▶ **DO THIS**
Output the entries word for word. Omit images.

▶ **GIVEN ENTRIES**
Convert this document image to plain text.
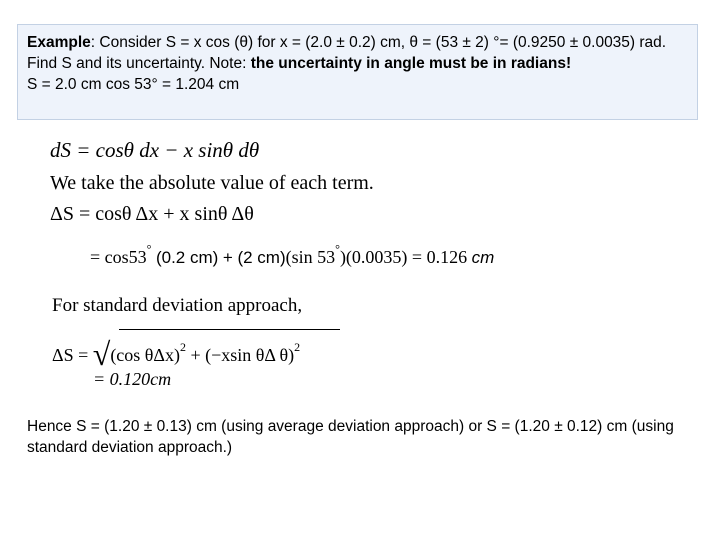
Example: Consider S = x cos (θ) for x = (2.0 ± 0.2) cm, θ = (53 ± 2) °= (0.9250 ± 0.0035) rad. Find S and its uncertainty. Note: the uncertainty in angle must be in radians!
S = 2.0 cm cos 53° = 1.204 cm
dS = cosθ dx − x sinθ dθ
We take the absolute value of each term.
ΔS = cosθ Δx + x sinθ Δθ
= cos53° (0.2 cm) + (2 cm)(sin 53°)(0.0035) = 0.126 cm
For standard deviation approach,
ΔS = √(cos θΔx)$^2$ + (−xsin θΔ θ)$^2$
= 0.120cm
Hence S = (1.20 ± 0.13) cm (using average deviation approach) or S = (1.20 ± 0.12) cm (using standard deviation approach.)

▶ **RESPONSE**
Convert this document image to plain text.
Example: Consider S = x cos (θ) for x = (2.0 ± 0.2) cm, θ = (53 ± 2) °= (0.9250 ± 0.0035) rad. Find S and its uncertainty. Note: the uncertainty in angle must be in radians!
S = 2.0 cm cos 53° = 1.204 cm
dS = cosθ dx − x sinθ dθ
We take the absolute value of each term.
ΔS = cosθ Δx + x sinθ Δθ
= cos53° (0.2 cm) + (2 cm)(sin 53°)(0.0035) = 0.126 cm
For standard deviation approach,
ΔS = √(cos θΔx)$^2$ + (−xsin θΔ θ)$^2$
= 0.120cm
Hence S = (1.20 ± 0.13) cm (using average deviation approach) or S = (1.20 ± 0.12) cm (using standard deviation approach.)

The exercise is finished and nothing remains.